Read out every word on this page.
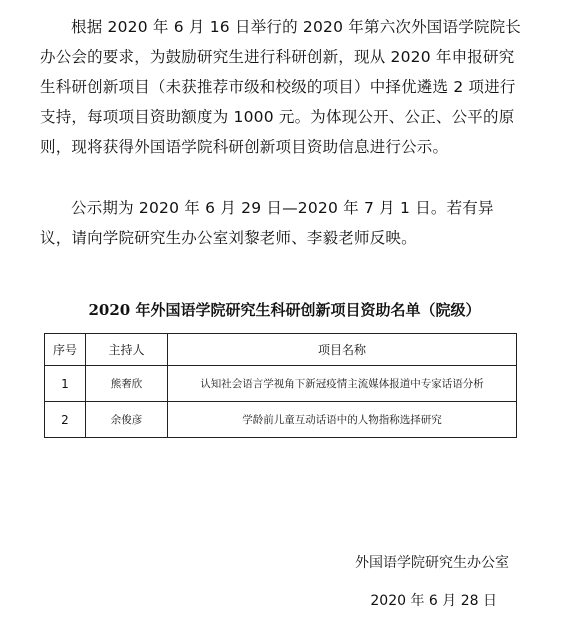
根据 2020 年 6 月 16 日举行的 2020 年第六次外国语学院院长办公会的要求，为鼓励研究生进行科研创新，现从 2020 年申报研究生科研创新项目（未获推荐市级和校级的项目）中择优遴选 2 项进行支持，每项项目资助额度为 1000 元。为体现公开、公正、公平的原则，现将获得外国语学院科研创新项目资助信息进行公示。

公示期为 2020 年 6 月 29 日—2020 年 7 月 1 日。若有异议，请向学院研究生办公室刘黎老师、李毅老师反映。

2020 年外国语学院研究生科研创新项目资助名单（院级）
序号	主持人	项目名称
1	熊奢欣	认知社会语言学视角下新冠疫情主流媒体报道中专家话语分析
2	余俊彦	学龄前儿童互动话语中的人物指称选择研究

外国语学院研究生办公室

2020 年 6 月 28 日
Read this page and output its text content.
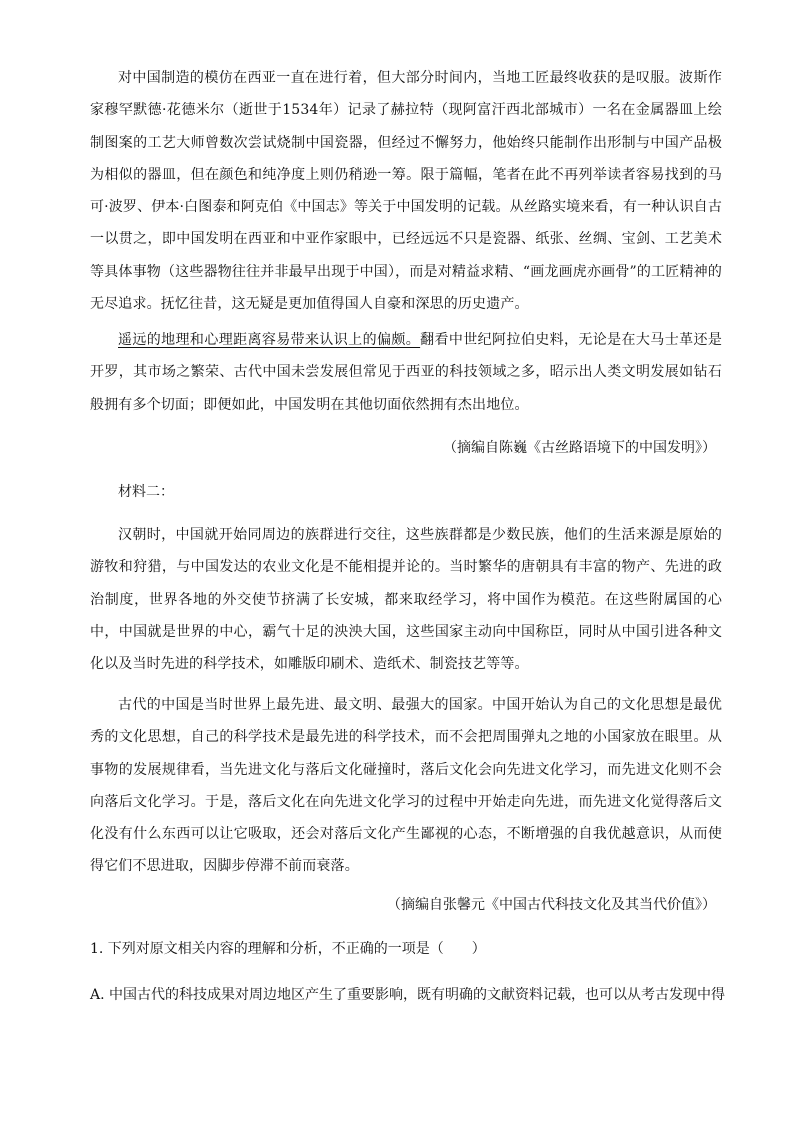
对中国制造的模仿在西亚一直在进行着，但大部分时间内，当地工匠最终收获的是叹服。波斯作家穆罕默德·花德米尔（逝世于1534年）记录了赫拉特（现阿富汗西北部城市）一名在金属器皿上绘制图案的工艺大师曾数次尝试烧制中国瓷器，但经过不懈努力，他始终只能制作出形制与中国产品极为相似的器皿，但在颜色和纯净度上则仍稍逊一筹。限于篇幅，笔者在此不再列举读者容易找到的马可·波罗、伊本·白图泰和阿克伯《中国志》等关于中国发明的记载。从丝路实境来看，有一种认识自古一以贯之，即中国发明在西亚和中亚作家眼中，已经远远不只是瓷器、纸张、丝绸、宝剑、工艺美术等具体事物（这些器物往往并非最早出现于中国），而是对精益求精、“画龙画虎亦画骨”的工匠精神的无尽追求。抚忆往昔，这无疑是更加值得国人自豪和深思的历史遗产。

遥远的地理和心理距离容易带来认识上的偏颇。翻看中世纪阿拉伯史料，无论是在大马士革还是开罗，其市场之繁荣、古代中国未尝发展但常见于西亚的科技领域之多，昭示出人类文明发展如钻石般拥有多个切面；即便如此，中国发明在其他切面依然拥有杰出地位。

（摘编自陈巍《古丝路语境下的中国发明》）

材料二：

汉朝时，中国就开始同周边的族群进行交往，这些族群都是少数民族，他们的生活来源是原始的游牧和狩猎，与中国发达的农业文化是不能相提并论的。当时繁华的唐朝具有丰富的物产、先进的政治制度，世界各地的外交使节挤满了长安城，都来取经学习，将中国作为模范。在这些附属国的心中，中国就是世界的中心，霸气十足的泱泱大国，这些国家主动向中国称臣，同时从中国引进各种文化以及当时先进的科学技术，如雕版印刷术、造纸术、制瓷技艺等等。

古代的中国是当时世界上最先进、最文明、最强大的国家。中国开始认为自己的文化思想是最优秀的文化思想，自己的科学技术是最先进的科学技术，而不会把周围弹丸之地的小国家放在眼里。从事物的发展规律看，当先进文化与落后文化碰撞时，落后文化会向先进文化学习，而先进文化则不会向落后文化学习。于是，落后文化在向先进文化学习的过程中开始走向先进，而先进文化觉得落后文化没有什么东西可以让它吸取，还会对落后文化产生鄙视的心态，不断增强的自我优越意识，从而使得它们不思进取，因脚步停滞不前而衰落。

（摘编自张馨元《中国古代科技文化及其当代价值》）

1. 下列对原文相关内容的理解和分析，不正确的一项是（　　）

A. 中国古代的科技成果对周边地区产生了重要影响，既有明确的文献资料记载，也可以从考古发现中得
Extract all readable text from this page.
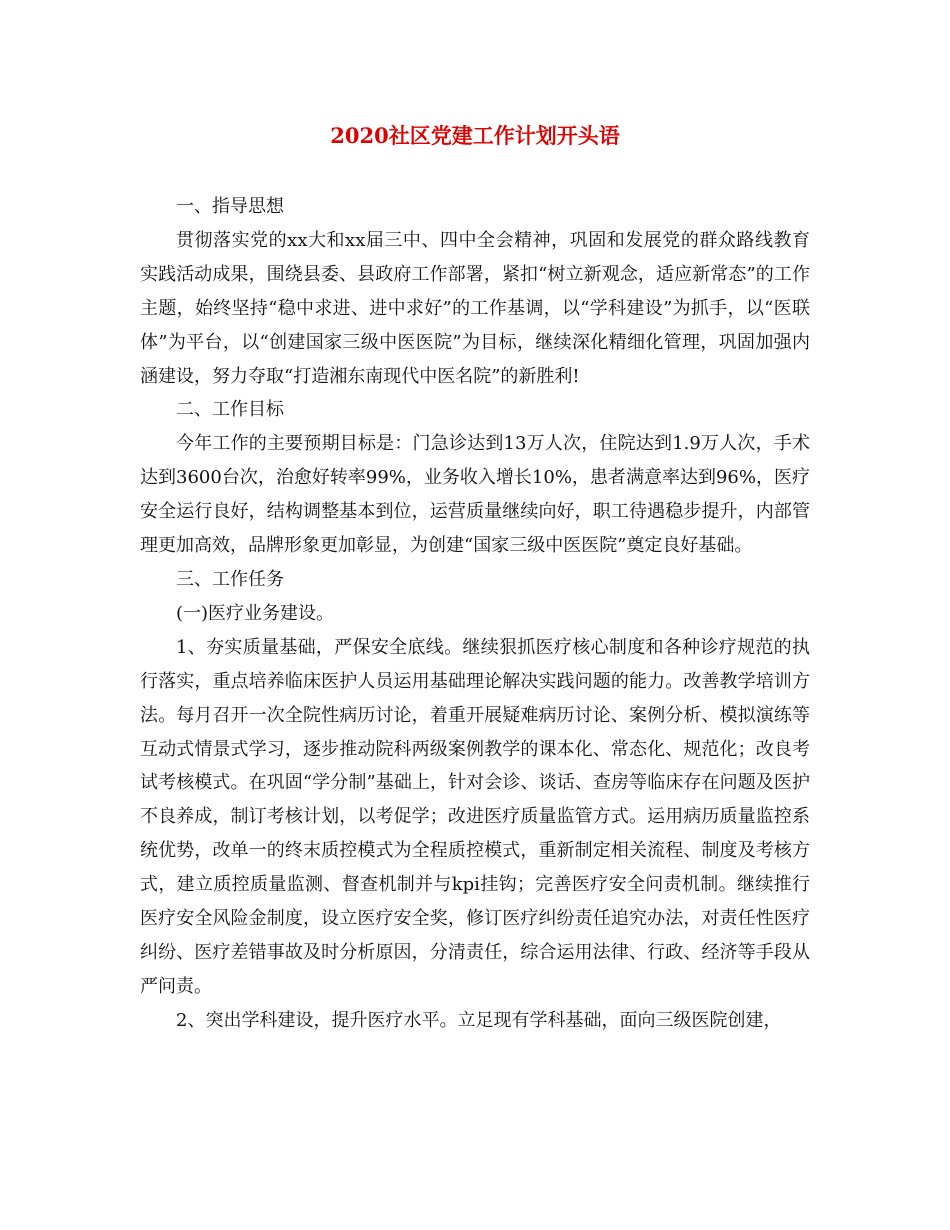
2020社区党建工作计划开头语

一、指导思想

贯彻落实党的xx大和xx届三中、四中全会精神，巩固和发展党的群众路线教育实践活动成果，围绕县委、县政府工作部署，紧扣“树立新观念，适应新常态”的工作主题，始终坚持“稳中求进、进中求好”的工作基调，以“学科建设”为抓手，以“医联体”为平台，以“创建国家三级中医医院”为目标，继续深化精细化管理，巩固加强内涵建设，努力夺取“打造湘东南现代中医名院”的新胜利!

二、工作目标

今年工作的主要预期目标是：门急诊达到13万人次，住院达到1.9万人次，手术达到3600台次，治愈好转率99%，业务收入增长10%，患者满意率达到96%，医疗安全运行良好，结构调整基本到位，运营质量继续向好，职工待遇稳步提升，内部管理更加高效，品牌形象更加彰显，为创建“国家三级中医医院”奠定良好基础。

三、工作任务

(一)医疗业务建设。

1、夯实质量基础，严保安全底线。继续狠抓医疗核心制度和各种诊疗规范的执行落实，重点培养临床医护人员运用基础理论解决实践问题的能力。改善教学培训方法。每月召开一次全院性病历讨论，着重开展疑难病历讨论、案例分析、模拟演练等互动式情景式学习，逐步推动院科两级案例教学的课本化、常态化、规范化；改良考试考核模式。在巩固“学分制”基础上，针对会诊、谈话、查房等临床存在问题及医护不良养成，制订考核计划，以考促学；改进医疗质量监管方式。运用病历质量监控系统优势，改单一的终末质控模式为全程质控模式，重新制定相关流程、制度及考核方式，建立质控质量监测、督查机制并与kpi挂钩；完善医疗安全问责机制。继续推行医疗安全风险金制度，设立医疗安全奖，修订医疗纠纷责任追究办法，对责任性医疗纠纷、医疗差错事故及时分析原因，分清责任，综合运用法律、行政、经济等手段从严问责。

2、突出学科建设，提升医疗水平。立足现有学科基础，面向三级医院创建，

....

Set exercise => Every record above should come back exactly, but without its pictures.

Answer to the exercise =>
Read out every word on this page.
根据 2020 年 6 月 16 日举行的 2020 年第六次外国语学院院长办公会的要求，为鼓励研究生进行科研创新，现从 2020 年申报研究生科研创新项目（未获推荐市级和校级的项目）中择优遴选 2 项进行支持，每项项目资助额度为 1000 元。为体现公开、公正、公平的原则，现将获得外国语学院科研创新项目资助信息进行公示。

公示期为 2020 年 6 月 29 日—2020 年 7 月 1 日。若有异议，请向学院研究生办公室刘黎老师、李毅老师反映。

2020 年外国语学院研究生科研创新项目资助名单（院级）
序号	主持人	项目名称
1	熊奢欣	认知社会语言学视角下新冠疫情主流媒体报道中专家话语分析
2	余俊彦	学龄前儿童互动话语中的人物指称选择研究

外国语学院研究生办公室

2020 年 6 月 28 日
Read this page and output its text content.
对中国制造的模仿在西亚一直在进行着，但大部分时间内，当地工匠最终收获的是叹服。波斯作家穆罕默德·花德米尔（逝世于1534年）记录了赫拉特（现阿富汗西北部城市）一名在金属器皿上绘制图案的工艺大师曾数次尝试烧制中国瓷器，但经过不懈努力，他始终只能制作出形制与中国产品极为相似的器皿，但在颜色和纯净度上则仍稍逊一筹。限于篇幅，笔者在此不再列举读者容易找到的马可·波罗、伊本·白图泰和阿克伯《中国志》等关于中国发明的记载。从丝路实境来看，有一种认识自古一以贯之，即中国发明在西亚和中亚作家眼中，已经远远不只是瓷器、纸张、丝绸、宝剑、工艺美术等具体事物（这些器物往往并非最早出现于中国），而是对精益求精、“画龙画虎亦画骨”的工匠精神的无尽追求。抚忆往昔，这无疑是更加值得国人自豪和深思的历史遗产。

遥远的地理和心理距离容易带来认识上的偏颇。翻看中世纪阿拉伯史料，无论是在大马士革还是开罗，其市场之繁荣、古代中国未尝发展但常见于西亚的科技领域之多，昭示出人类文明发展如钻石般拥有多个切面；即便如此，中国发明在其他切面依然拥有杰出地位。

（摘编自陈巍《古丝路语境下的中国发明》）

材料二：

汉朝时，中国就开始同周边的族群进行交往，这些族群都是少数民族，他们的生活来源是原始的游牧和狩猎，与中国发达的农业文化是不能相提并论的。当时繁华的唐朝具有丰富的物产、先进的政治制度，世界各地的外交使节挤满了长安城，都来取经学习，将中国作为模范。在这些附属国的心中，中国就是世界的中心，霸气十足的泱泱大国，这些国家主动向中国称臣，同时从中国引进各种文化以及当时先进的科学技术，如雕版印刷术、造纸术、制瓷技艺等等。

古代的中国是当时世界上最先进、最文明、最强大的国家。中国开始认为自己的文化思想是最优秀的文化思想，自己的科学技术是最先进的科学技术，而不会把周围弹丸之地的小国家放在眼里。从事物的发展规律看，当先进文化与落后文化碰撞时，落后文化会向先进文化学习，而先进文化则不会向落后文化学习。于是，落后文化在向先进文化学习的过程中开始走向先进，而先进文化觉得落后文化没有什么东西可以让它吸取，还会对落后文化产生鄙视的心态，不断增强的自我优越意识，从而使得它们不思进取，因脚步停滞不前而衰落。

（摘编自张馨元《中国古代科技文化及其当代价值》）

1. 下列对原文相关内容的理解和分析，不正确的一项是（　　）

A. 中国古代的科技成果对周边地区产生了重要影响，既有明确的文献资料记载，也可以从考古发现中得
Extract all readable text from this page.
2020社区党建工作计划开头语

一、指导思想

贯彻落实党的xx大和xx届三中、四中全会精神，巩固和发展党的群众路线教育实践活动成果，围绕县委、县政府工作部署，紧扣“树立新观念，适应新常态”的工作主题，始终坚持“稳中求进、进中求好”的工作基调，以“学科建设”为抓手，以“医联体”为平台，以“创建国家三级中医医院”为目标，继续深化精细化管理，巩固加强内涵建设，努力夺取“打造湘东南现代中医名院”的新胜利!

二、工作目标

今年工作的主要预期目标是：门急诊达到13万人次，住院达到1.9万人次，手术达到3600台次，治愈好转率99%，业务收入增长10%，患者满意率达到96%，医疗安全运行良好，结构调整基本到位，运营质量继续向好，职工待遇稳步提升，内部管理更加高效，品牌形象更加彰显，为创建“国家三级中医医院”奠定良好基础。

三、工作任务

(一)医疗业务建设。

1、夯实质量基础，严保安全底线。继续狠抓医疗核心制度和各种诊疗规范的执行落实，重点培养临床医护人员运用基础理论解决实践问题的能力。改善教学培训方法。每月召开一次全院性病历讨论，着重开展疑难病历讨论、案例分析、模拟演练等互动式情景式学习，逐步推动院科两级案例教学的课本化、常态化、规范化；改良考试考核模式。在巩固“学分制”基础上，针对会诊、谈话、查房等临床存在问题及医护不良养成，制订考核计划，以考促学；改进医疗质量监管方式。运用病历质量监控系统优势，改单一的终末质控模式为全程质控模式，重新制定相关流程、制度及考核方式，建立质控质量监测、督查机制并与kpi挂钩；完善医疗安全问责机制。继续推行医疗安全风险金制度，设立医疗安全奖，修订医疗纠纷责任追究办法，对责任性医疗纠纷、医疗差错事故及时分析原因，分清责任，综合运用法律、行政、经济等手段从严问责。

2、突出学科建设，提升医疗水平。立足现有学科基础，面向三级医院创建，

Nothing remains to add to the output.